== Task statement ==
Repeat, exactly and completely, the entries shown underneath.

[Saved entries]
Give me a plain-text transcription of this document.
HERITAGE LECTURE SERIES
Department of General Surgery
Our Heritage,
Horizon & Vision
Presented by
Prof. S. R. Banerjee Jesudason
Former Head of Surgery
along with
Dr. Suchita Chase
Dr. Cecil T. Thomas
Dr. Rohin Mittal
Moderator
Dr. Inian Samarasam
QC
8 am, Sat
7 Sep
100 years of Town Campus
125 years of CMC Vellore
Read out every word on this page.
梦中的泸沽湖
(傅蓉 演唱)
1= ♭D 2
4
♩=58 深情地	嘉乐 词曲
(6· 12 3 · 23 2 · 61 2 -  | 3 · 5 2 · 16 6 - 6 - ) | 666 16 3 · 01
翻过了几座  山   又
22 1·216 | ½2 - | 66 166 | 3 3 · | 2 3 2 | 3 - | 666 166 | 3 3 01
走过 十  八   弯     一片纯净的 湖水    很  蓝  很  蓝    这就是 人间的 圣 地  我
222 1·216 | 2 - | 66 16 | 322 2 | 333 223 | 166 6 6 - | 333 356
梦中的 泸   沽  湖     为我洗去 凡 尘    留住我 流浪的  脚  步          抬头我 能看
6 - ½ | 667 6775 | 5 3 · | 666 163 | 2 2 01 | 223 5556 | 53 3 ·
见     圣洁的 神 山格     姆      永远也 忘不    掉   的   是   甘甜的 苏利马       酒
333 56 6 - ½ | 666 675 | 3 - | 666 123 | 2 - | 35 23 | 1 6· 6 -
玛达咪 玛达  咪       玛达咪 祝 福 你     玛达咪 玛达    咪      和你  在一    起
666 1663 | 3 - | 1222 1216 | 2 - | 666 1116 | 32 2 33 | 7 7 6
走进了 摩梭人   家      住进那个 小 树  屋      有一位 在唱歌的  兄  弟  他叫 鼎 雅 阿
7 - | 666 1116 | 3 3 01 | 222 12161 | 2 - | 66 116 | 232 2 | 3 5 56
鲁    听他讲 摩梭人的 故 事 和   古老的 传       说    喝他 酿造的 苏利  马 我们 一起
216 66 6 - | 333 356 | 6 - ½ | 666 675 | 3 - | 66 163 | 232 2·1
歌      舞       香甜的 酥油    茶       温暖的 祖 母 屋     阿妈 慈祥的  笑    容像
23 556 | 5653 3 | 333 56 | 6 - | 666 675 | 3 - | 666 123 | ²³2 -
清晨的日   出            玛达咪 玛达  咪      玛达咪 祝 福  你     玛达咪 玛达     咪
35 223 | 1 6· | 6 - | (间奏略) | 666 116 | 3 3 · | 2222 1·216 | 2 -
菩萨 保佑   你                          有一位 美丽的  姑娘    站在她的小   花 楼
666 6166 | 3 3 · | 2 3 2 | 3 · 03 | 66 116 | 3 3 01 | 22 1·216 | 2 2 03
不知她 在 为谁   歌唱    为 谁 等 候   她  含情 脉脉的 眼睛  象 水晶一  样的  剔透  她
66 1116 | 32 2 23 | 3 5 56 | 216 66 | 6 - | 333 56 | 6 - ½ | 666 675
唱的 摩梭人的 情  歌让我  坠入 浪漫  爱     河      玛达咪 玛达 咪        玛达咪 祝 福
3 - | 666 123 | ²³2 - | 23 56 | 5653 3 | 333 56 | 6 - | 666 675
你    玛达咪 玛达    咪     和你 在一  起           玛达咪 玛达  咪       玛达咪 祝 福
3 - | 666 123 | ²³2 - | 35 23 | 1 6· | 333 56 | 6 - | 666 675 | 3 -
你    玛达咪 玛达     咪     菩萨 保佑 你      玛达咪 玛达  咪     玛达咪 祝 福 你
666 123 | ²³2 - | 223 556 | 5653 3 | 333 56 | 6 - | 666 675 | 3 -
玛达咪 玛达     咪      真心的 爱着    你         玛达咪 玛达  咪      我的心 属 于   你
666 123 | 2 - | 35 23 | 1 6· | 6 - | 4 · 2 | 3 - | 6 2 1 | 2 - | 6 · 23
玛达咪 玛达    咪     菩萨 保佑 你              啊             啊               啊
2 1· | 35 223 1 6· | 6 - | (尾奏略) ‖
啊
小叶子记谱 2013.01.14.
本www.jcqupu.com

== Task answer ==
Give me a plain-text transcription of this document.
HERITAGE LECTURE SERIES
Department of General Surgery
Our Heritage,
Horizon & Vision
Presented by
Prof. S. R. Banerjee Jesudason
Former Head of Surgery
along with
Dr. Suchita Chase
Dr. Cecil T. Thomas
Dr. Rohin Mittal
Moderator
Dr. Inian Samarasam
QC
8 am, Sat
7 Sep
100 years of Town Campus
125 years of CMC Vellore
Read out every word on this page.
梦中的泸沽湖
(傅蓉 演唱)
1= ♭D 2
4
♩=58 深情地	嘉乐 词曲
(6· 12 3 · 23 2 · 61 2 -  | 3 · 5 2 · 16 6 - 6 - ) | 666 16 3 · 01
翻过了几座  山   又
22 1·216 | ½2 - | 66 166 | 3 3 · | 2 3 2 | 3 - | 666 166 | 3 3 01
走过 十  八   弯     一片纯净的 湖水    很  蓝  很  蓝    这就是 人间的 圣 地  我
222 1·216 | 2 - | 66 16 | 322 2 | 333 223 | 166 6 6 - | 333 356
梦中的 泸   沽  湖     为我洗去 凡 尘    留住我 流浪的  脚  步          抬头我 能看
6 - ½ | 667 6775 | 5 3 · | 666 163 | 2 2 01 | 223 5556 | 53 3 ·
见     圣洁的 神 山格     姆      永远也 忘不    掉   的   是   甘甜的 苏利马       酒
333 56 6 - ½ | 666 675 | 3 - | 666 123 | 2 - | 35 23 | 1 6· 6 -
玛达咪 玛达  咪       玛达咪 祝 福 你     玛达咪 玛达    咪      和你  在一    起
666 1663 | 3 - | 1222 1216 | 2 - | 666 1116 | 32 2 33 | 7 7 6
走进了 摩梭人   家      住进那个 小 树  屋      有一位 在唱歌的  兄  弟  他叫 鼎 雅 阿
7 - | 666 1116 | 3 3 01 | 222 12161 | 2 - | 66 116 | 232 2 | 3 5 56
鲁    听他讲 摩梭人的 故 事 和   古老的 传       说    喝他 酿造的 苏利  马 我们 一起
216 66 6 - | 333 356 | 6 - ½ | 666 675 | 3 - | 66 163 | 232 2·1
歌      舞       香甜的 酥油    茶       温暖的 祖 母 屋     阿妈 慈祥的  笑    容像
23 556 | 5653 3 | 333 56 | 6 - | 666 675 | 3 - | 666 123 | ²³2 -
清晨的日   出            玛达咪 玛达  咪      玛达咪 祝 福  你     玛达咪 玛达     咪
35 223 | 1 6· | 6 - | (间奏略) | 666 116 | 3 3 · | 2222 1·216 | 2 -
菩萨 保佑   你                          有一位 美丽的  姑娘    站在她的小   花 楼
666 6166 | 3 3 · | 2 3 2 | 3 · 03 | 66 116 | 3 3 01 | 22 1·216 | 2 2 03
不知她 在 为谁   歌唱    为 谁 等 候   她  含情 脉脉的 眼睛  象 水晶一  样的  剔透  她
66 1116 | 32 2 23 | 3 5 56 | 216 66 | 6 - | 333 56 | 6 - ½ | 666 675
唱的 摩梭人的 情  歌让我  坠入 浪漫  爱     河      玛达咪 玛达 咪        玛达咪 祝 福
3 - | 666 123 | ²³2 - | 23 56 | 5653 3 | 333 56 | 6 - | 666 675
你    玛达咪 玛达    咪     和你 在一  起           玛达咪 玛达  咪       玛达咪 祝 福
3 - | 666 123 | ²³2 - | 35 23 | 1 6· | 333 56 | 6 - | 666 675 | 3 -
你    玛达咪 玛达     咪     菩萨 保佑 你      玛达咪 玛达  咪     玛达咪 祝 福 你
666 123 | ²³2 - | 223 556 | 5653 3 | 333 56 | 6 - | 666 675 | 3 -
玛达咪 玛达     咪      真心的 爱着    你         玛达咪 玛达  咪      我的心 属 于   你
666 123 | 2 - | 35 23 | 1 6· | 6 - | 4 · 2 | 3 - | 6 2 1 | 2 - | 6 · 23
玛达咪 玛达    咪     菩萨 保佑 你              啊             啊               啊
2 1· | 35 223 1 6· | 6 - | (尾奏略) ‖
啊
小叶子记谱 2013.01.14.
本www.jcqupu.com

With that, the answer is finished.